In the entries that follow, count each line containing "Dienstleistungen" and state the total, nothing more.

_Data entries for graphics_

↓↓↓

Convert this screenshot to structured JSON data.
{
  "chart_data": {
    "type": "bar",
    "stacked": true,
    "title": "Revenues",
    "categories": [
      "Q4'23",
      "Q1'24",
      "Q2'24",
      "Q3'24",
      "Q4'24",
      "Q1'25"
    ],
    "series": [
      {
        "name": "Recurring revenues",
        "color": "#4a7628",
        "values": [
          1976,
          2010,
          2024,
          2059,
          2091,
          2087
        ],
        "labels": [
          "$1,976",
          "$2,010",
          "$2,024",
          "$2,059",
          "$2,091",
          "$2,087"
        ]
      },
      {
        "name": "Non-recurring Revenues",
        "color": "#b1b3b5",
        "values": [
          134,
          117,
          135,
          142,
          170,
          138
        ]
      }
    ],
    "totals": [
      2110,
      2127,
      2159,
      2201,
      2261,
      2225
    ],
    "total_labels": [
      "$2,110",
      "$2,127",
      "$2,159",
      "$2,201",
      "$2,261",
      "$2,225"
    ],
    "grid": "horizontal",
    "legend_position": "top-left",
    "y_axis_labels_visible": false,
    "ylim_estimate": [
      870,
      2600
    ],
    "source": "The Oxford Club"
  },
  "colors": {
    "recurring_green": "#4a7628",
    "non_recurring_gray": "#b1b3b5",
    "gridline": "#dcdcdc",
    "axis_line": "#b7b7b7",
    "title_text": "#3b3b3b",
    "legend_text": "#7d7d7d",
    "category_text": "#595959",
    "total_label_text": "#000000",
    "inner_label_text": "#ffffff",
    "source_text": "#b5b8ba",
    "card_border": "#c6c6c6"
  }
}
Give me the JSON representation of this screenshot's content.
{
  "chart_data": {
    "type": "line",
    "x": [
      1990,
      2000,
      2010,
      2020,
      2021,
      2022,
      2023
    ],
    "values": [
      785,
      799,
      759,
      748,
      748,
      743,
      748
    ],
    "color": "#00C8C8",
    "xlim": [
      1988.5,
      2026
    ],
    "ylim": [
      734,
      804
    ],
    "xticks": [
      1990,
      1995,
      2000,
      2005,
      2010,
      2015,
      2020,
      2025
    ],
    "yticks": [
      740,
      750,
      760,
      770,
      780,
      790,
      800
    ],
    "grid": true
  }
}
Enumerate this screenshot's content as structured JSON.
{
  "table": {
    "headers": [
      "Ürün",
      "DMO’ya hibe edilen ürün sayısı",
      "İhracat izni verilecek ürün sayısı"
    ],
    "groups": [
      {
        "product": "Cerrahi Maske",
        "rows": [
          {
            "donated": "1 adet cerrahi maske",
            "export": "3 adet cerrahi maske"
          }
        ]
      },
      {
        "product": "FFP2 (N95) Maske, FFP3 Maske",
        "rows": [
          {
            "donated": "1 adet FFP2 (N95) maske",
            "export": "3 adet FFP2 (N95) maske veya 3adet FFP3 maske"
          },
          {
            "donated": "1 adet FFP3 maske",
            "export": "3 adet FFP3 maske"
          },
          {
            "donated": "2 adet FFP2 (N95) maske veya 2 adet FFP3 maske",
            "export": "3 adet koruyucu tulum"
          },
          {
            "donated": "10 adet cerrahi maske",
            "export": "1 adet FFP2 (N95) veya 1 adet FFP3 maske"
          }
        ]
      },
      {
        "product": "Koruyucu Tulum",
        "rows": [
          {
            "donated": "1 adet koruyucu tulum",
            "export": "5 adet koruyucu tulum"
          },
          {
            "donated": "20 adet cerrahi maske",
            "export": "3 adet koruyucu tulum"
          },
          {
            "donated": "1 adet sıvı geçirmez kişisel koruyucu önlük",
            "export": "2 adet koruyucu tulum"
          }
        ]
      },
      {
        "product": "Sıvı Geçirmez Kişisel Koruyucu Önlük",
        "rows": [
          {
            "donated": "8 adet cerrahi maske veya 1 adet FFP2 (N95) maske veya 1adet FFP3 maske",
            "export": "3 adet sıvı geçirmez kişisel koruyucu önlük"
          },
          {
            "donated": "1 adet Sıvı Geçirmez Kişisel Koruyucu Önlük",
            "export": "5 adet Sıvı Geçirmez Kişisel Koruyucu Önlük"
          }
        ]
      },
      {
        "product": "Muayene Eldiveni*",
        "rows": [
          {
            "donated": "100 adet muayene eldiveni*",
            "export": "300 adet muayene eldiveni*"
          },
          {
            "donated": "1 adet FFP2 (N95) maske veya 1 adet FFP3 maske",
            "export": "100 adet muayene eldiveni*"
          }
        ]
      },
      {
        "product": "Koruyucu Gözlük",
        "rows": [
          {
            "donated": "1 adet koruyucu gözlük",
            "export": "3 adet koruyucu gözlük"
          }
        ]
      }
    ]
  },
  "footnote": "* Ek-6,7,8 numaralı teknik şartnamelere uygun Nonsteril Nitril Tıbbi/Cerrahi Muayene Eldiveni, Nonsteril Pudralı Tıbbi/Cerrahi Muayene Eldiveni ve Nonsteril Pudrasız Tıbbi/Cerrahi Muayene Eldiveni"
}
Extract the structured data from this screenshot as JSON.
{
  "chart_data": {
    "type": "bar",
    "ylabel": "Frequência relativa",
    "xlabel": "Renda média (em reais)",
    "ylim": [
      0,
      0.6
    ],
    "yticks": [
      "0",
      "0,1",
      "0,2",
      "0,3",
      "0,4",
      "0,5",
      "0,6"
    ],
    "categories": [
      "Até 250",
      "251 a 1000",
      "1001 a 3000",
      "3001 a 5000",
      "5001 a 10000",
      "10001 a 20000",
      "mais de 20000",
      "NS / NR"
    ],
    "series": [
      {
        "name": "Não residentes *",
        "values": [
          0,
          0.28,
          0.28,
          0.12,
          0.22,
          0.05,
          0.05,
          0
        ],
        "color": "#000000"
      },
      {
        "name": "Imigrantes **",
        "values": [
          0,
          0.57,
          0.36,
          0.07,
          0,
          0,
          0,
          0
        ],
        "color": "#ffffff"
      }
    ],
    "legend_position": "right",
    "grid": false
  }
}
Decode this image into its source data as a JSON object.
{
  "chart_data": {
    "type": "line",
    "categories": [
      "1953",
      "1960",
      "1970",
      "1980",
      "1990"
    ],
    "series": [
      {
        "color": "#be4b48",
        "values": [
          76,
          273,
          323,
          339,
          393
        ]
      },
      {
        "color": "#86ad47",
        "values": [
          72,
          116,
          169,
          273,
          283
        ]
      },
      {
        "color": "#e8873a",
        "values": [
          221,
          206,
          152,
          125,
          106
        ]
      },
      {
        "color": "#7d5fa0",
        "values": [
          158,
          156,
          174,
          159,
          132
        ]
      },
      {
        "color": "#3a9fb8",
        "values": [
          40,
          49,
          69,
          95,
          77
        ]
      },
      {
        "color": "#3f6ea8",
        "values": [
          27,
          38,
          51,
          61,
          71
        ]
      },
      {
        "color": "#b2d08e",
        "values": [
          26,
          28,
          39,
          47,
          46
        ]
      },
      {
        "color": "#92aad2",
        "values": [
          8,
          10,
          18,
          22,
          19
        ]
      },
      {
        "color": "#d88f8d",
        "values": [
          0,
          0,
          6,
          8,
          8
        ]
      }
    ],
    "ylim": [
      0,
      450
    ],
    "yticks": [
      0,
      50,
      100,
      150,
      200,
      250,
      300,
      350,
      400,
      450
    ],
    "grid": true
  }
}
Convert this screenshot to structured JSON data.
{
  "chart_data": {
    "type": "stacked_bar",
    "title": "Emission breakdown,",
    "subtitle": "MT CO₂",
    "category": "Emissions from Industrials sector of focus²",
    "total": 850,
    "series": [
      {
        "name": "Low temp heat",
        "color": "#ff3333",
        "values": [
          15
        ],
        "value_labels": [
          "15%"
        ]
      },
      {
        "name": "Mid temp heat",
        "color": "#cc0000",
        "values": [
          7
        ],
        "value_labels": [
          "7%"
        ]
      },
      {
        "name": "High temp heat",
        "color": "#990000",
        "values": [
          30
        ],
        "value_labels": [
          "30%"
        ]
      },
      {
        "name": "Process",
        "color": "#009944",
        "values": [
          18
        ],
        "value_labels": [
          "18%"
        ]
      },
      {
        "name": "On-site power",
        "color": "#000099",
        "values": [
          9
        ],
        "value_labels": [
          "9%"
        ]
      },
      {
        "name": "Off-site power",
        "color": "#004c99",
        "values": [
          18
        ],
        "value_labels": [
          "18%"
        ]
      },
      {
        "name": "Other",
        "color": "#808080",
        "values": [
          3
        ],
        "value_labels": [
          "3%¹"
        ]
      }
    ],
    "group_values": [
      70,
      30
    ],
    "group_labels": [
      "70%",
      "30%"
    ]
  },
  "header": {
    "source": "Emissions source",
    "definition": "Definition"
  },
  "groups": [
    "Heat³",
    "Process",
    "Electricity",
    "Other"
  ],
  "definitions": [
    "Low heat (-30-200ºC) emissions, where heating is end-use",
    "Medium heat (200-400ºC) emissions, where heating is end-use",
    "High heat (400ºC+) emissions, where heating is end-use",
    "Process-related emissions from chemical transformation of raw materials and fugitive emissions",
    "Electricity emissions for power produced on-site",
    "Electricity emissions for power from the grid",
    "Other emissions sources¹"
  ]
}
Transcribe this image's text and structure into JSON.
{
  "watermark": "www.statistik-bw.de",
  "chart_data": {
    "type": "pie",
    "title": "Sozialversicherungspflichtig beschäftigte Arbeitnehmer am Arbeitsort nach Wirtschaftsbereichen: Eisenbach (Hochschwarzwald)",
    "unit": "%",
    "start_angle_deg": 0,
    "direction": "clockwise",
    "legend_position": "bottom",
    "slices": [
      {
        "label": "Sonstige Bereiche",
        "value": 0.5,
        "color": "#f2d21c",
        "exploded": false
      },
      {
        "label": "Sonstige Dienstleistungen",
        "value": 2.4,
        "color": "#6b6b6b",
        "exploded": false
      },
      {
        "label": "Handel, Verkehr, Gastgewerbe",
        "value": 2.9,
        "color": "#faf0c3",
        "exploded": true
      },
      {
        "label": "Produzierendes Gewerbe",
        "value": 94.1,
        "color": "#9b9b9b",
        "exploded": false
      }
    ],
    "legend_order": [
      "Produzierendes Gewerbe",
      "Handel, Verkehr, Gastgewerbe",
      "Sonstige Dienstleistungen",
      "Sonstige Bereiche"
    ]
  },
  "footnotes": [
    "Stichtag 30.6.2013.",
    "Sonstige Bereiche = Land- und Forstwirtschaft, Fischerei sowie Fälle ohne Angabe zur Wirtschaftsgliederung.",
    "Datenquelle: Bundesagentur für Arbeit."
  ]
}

↑↑↑

_EXERCISE OUTPUT_
2